'''

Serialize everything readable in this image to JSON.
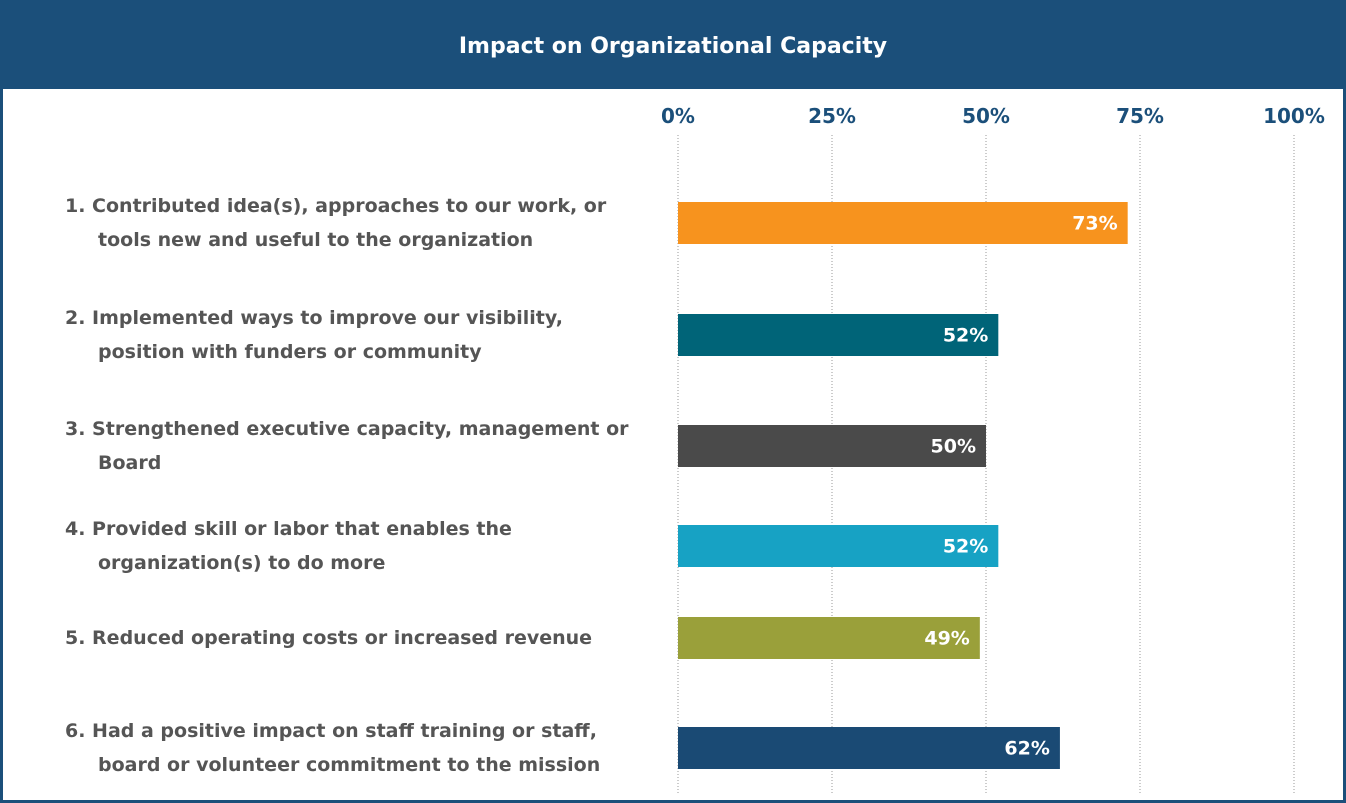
{
  "chart_data": {
    "type": "bar",
    "orientation": "horizontal",
    "title": "Impact on Organizational Capacity",
    "categories": [
      "1. Contributed idea(s), approaches to our work, or tools new and useful to the organization",
      "2. Implemented ways to improve our visibility, position with funders or community",
      "3. Strengthened executive capacity, management or Board",
      "4. Provided skill or labor that enables the organization(s) to do more",
      "5. Reduced operating costs or increased revenue",
      "6. Had a positive impact on staff training or staff, board or volunteer commitment to the mission"
    ],
    "values": [
      73,
      52,
      50,
      52,
      49,
      62
    ],
    "value_labels": [
      "73%",
      "52%",
      "50%",
      "52%",
      "49%",
      "62%"
    ],
    "colors": [
      "#f7931e",
      "#006478",
      "#4a4a4a",
      "#17a2c4",
      "#9aa03a",
      "#1a4a74"
    ],
    "xlim": [
      0,
      100
    ],
    "xticks": [
      {
        "value": 0,
        "label": "0%"
      },
      {
        "value": 25,
        "label": "25%"
      },
      {
        "value": 50,
        "label": "50%"
      },
      {
        "value": 75,
        "label": "75%"
      },
      {
        "value": 100,
        "label": "100%"
      }
    ],
    "grid": true
  }
}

'''

◆ TASK DESCRIPTION
Reproduce each line word for word and drop the pictures.

◆ TASK RESULT
Serialize everything readable in this image to JSON.
{
  "chart_data": {
    "type": "bar",
    "orientation": "horizontal",
    "title": "Impact on Organizational Capacity",
    "categories": [
      "1. Contributed idea(s), approaches to our work, or tools new and useful to the organization",
      "2. Implemented ways to improve our visibility, position with funders or community",
      "3. Strengthened executive capacity, management or Board",
      "4. Provided skill or labor that enables the organization(s) to do more",
      "5. Reduced operating costs or increased revenue",
      "6. Had a positive impact on staff training or staff, board or volunteer commitment to the mission"
    ],
    "values": [
      73,
      52,
      50,
      52,
      49,
      62
    ],
    "value_labels": [
      "73%",
      "52%",
      "50%",
      "52%",
      "49%",
      "62%"
    ],
    "colors": [
      "#f7931e",
      "#006478",
      "#4a4a4a",
      "#17a2c4",
      "#9aa03a",
      "#1a4a74"
    ],
    "xlim": [
      0,
      100
    ],
    "xticks": [
      {
        "value": 0,
        "label": "0%"
      },
      {
        "value": 25,
        "label": "25%"
      },
      {
        "value": 50,
        "label": "50%"
      },
      {
        "value": 75,
        "label": "75%"
      },
      {
        "value": 100,
        "label": "100%"
      }
    ],
    "grid": true
  }
}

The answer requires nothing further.